GIVEN INSTRUCTION
Where the string "alle" occurs in the material below, report the whole line.

RECORDS SUPPLIED
• • •
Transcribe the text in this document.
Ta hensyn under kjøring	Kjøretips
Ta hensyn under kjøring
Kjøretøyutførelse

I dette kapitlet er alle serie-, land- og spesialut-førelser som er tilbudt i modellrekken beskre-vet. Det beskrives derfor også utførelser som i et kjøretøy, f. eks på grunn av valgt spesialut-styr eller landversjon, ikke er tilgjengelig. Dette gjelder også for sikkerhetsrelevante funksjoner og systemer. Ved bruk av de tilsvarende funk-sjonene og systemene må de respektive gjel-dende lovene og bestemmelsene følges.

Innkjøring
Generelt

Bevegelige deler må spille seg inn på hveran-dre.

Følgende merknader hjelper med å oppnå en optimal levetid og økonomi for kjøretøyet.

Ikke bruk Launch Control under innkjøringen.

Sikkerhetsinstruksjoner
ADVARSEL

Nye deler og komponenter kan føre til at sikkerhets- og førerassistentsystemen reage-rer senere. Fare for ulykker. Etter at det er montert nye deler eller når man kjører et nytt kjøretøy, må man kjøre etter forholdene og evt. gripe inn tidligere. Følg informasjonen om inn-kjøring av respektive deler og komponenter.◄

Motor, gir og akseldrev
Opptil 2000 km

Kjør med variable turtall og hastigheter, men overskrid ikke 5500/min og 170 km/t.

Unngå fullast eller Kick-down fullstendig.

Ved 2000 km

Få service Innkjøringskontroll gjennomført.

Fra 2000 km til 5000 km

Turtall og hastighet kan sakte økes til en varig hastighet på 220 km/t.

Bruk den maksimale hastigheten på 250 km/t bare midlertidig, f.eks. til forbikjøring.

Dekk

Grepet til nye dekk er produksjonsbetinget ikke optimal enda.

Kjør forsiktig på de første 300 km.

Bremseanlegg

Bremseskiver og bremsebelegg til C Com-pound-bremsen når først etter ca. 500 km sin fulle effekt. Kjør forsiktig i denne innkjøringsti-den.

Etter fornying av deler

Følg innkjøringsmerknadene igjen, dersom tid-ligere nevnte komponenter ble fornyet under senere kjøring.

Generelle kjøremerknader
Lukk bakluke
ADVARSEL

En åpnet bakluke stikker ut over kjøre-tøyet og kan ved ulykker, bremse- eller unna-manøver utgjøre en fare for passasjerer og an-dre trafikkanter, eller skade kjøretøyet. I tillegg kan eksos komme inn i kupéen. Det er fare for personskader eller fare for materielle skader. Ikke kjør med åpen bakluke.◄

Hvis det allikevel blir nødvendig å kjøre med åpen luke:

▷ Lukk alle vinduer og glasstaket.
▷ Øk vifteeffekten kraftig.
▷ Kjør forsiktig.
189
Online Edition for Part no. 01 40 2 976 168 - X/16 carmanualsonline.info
• • •
RESPONSE BELOW
I dette kapitlet er alle serie-, land- og spesialut-førelser som er tilbudt i modellrekken beskre-vet. Det beskrives derfor også utførelser som i et kjøretøy, f. eks på grunn av valgt spesialut-styr eller landversjon, ikke er tilgjengelig. Dette gjelder også for sikkerhetsrelevante funksjoner og systemer. Ved bruk av de tilsvarende funk-sjonene og systemene må de respektive gjel-dende lovene og bestemmelsene følges.
▷ Lukk alle vinduer og glasstaket.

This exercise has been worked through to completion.